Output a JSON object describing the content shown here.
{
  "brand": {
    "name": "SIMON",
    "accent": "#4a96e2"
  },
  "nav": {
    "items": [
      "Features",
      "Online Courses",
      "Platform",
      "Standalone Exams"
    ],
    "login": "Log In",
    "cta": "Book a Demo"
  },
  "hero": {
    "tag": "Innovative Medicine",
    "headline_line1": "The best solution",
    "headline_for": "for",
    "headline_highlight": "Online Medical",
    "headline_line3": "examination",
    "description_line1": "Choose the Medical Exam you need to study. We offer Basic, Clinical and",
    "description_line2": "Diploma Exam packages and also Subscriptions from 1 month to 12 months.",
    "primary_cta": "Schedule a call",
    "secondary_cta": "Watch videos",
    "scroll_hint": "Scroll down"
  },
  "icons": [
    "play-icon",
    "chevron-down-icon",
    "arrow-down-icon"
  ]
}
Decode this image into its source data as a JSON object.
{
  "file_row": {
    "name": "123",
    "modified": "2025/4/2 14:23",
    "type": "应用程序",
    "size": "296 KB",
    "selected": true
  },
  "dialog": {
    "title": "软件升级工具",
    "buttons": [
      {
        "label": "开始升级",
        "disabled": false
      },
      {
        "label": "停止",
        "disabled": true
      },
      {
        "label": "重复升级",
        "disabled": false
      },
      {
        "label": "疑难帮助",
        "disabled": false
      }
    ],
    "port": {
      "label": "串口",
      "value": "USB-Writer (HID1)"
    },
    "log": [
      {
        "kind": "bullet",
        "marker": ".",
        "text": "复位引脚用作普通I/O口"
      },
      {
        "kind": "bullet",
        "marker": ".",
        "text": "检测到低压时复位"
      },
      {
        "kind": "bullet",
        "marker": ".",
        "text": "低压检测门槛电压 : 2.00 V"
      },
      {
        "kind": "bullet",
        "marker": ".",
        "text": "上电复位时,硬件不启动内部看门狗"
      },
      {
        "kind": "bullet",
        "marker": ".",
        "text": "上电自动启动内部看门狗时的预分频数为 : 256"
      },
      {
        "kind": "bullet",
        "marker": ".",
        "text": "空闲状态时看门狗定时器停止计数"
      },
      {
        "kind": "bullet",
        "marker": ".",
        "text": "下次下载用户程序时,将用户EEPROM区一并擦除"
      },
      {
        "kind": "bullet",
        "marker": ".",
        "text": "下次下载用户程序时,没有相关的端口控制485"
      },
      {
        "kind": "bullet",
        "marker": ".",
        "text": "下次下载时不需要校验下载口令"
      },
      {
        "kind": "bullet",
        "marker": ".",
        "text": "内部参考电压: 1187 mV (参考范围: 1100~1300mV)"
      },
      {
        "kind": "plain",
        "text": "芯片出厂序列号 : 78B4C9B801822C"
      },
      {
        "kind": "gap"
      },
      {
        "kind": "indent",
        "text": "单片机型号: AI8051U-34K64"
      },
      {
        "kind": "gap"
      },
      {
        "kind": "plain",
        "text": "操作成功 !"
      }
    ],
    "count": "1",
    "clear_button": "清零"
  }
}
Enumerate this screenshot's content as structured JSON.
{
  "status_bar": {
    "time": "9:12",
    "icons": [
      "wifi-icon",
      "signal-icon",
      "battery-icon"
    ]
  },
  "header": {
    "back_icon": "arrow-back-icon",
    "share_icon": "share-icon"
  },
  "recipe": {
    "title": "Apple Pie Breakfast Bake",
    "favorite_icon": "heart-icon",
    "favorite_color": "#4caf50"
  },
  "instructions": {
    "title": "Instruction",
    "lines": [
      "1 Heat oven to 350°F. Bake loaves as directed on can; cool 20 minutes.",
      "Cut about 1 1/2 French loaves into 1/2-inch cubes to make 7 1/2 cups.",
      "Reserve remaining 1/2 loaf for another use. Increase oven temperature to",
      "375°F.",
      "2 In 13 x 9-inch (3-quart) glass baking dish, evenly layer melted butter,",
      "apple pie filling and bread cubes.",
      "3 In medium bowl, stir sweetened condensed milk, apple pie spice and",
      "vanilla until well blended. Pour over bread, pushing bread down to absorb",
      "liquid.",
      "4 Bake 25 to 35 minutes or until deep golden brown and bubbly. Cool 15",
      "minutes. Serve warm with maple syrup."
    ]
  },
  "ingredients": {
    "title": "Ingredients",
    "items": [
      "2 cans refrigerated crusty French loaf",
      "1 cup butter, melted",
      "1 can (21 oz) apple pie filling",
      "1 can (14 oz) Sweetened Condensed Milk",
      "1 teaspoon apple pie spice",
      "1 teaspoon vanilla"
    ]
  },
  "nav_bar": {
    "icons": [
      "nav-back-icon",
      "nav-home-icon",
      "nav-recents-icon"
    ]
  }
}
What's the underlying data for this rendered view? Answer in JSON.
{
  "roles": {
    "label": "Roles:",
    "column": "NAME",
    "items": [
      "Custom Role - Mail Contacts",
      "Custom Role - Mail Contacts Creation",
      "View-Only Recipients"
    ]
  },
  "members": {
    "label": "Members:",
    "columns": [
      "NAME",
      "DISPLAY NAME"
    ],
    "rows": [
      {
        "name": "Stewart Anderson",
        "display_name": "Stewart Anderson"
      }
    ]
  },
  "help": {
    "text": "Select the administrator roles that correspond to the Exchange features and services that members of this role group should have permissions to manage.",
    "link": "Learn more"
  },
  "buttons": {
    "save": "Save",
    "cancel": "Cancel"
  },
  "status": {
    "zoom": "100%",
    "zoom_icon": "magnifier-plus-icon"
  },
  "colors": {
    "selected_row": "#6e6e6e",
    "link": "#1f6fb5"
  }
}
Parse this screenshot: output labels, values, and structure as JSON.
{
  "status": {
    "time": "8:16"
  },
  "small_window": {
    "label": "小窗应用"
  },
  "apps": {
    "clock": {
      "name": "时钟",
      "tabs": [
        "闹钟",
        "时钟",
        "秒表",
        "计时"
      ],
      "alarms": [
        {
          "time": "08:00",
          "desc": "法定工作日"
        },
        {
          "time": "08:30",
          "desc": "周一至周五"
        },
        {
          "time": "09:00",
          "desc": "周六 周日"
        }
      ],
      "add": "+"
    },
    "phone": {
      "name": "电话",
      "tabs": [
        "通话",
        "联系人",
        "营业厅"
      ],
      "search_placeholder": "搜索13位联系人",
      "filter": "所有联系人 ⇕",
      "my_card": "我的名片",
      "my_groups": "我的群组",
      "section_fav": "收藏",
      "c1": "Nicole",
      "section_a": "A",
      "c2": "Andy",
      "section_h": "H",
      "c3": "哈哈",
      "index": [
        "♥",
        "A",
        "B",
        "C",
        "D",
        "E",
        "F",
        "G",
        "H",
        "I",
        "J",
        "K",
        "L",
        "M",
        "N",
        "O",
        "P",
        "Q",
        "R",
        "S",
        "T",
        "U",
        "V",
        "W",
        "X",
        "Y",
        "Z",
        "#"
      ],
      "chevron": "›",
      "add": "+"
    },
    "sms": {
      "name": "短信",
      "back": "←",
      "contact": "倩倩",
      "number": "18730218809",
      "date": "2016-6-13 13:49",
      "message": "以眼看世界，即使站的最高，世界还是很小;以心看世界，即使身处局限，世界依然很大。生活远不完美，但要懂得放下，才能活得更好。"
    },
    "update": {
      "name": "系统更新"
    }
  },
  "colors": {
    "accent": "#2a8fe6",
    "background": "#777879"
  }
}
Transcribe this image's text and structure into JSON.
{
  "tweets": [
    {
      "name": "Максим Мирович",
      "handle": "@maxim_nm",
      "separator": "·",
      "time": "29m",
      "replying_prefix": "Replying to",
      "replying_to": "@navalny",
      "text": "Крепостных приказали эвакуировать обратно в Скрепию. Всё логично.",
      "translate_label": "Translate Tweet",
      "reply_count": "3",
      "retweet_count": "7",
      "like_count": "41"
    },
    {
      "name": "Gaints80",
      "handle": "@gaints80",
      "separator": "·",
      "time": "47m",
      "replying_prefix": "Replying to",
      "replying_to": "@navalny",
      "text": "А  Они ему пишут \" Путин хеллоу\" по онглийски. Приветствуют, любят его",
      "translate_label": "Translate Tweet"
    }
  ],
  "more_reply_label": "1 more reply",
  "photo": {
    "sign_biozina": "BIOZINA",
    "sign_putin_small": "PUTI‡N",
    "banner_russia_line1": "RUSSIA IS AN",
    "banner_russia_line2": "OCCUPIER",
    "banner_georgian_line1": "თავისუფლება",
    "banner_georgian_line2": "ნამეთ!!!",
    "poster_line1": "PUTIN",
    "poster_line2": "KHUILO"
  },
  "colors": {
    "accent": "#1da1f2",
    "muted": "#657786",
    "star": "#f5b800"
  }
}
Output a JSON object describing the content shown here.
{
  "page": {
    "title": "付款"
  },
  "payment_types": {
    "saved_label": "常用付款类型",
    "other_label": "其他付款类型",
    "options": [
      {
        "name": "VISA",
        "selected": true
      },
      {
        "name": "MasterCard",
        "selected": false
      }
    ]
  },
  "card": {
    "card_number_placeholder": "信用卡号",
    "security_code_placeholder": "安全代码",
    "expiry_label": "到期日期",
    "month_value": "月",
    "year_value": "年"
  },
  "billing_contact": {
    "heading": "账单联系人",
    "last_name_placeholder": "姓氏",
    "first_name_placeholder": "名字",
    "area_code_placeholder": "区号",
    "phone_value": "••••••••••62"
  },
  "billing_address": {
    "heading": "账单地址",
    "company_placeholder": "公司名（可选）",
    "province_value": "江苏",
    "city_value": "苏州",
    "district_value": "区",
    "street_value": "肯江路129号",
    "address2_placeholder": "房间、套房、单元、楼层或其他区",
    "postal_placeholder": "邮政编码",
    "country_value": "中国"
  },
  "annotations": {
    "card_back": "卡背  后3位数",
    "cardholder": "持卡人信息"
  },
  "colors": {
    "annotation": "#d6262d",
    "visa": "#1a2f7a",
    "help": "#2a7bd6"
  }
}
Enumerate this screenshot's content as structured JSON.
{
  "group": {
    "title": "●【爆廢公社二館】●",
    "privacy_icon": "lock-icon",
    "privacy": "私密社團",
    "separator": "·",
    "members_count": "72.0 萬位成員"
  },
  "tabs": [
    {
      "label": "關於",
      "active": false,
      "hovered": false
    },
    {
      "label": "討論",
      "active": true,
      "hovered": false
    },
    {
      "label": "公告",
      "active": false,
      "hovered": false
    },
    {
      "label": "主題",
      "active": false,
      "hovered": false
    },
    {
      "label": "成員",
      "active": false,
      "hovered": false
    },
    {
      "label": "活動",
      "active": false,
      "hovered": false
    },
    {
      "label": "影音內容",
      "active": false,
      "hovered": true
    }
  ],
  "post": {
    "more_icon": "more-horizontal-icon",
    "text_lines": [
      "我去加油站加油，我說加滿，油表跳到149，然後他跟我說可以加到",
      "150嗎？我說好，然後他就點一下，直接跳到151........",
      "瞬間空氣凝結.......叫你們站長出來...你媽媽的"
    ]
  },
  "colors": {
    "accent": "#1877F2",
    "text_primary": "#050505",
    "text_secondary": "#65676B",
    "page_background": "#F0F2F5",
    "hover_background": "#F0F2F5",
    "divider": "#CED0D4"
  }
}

PROBLEM TO SOLVE →
Lines that hold "spice" are the ones to copy; find all of them.

SOLUTION TO THIS EXERCISE →
      "3 In medium bowl, stir sweetened condensed milk, apple pie spice and",
      "1 teaspoon apple pie spice",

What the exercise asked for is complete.